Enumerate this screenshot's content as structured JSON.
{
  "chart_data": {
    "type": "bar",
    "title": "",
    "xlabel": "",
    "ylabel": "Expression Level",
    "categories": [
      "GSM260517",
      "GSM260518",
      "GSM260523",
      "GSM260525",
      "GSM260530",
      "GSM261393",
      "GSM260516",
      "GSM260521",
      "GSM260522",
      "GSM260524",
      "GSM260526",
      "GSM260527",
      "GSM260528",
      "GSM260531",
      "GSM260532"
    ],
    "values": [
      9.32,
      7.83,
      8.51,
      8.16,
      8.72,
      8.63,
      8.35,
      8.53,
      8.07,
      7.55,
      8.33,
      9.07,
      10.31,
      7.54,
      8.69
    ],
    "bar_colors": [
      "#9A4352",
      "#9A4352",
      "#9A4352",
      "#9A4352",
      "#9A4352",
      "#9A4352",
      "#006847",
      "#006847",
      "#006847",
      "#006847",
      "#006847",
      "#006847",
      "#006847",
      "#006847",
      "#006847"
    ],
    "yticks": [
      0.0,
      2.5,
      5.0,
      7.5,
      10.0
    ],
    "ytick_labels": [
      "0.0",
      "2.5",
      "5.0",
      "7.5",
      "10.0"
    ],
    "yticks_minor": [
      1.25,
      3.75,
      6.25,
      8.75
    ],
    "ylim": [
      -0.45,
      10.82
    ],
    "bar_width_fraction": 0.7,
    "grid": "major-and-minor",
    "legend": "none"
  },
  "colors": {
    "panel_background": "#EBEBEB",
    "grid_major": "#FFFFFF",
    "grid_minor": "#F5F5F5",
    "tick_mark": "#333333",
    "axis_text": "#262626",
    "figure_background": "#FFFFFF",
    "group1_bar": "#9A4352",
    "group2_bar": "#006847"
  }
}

========================================================================

From the records above, extract everything verbatim.

__Problem solution__
Enumerate this screenshot's content as structured JSON.
{
  "chart_data": {
    "type": "bar",
    "title": "",
    "xlabel": "",
    "ylabel": "Expression Level",
    "categories": [
      "GSM260517",
      "GSM260518",
      "GSM260523",
      "GSM260525",
      "GSM260530",
      "GSM261393",
      "GSM260516",
      "GSM260521",
      "GSM260522",
      "GSM260524",
      "GSM260526",
      "GSM260527",
      "GSM260528",
      "GSM260531",
      "GSM260532"
    ],
    "values": [
      9.32,
      7.83,
      8.51,
      8.16,
      8.72,
      8.63,
      8.35,
      8.53,
      8.07,
      7.55,
      8.33,
      9.07,
      10.31,
      7.54,
      8.69
    ],
    "bar_colors": [
      "#9A4352",
      "#9A4352",
      "#9A4352",
      "#9A4352",
      "#9A4352",
      "#9A4352",
      "#006847",
      "#006847",
      "#006847",
      "#006847",
      "#006847",
      "#006847",
      "#006847",
      "#006847",
      "#006847"
    ],
    "yticks": [
      0.0,
      2.5,
      5.0,
      7.5,
      10.0
    ],
    "ytick_labels": [
      "0.0",
      "2.5",
      "5.0",
      "7.5",
      "10.0"
    ],
    "yticks_minor": [
      1.25,
      3.75,
      6.25,
      8.75
    ],
    "ylim": [
      -0.45,
      10.82
    ],
    "bar_width_fraction": 0.7,
    "grid": "major-and-minor",
    "legend": "none"
  },
  "colors": {
    "panel_background": "#EBEBEB",
    "grid_major": "#FFFFFF",
    "grid_minor": "#F5F5F5",
    "tick_mark": "#333333",
    "axis_text": "#262626",
    "figure_background": "#FFFFFF",
    "group1_bar": "#9A4352",
    "group2_bar": "#006847"
  }
}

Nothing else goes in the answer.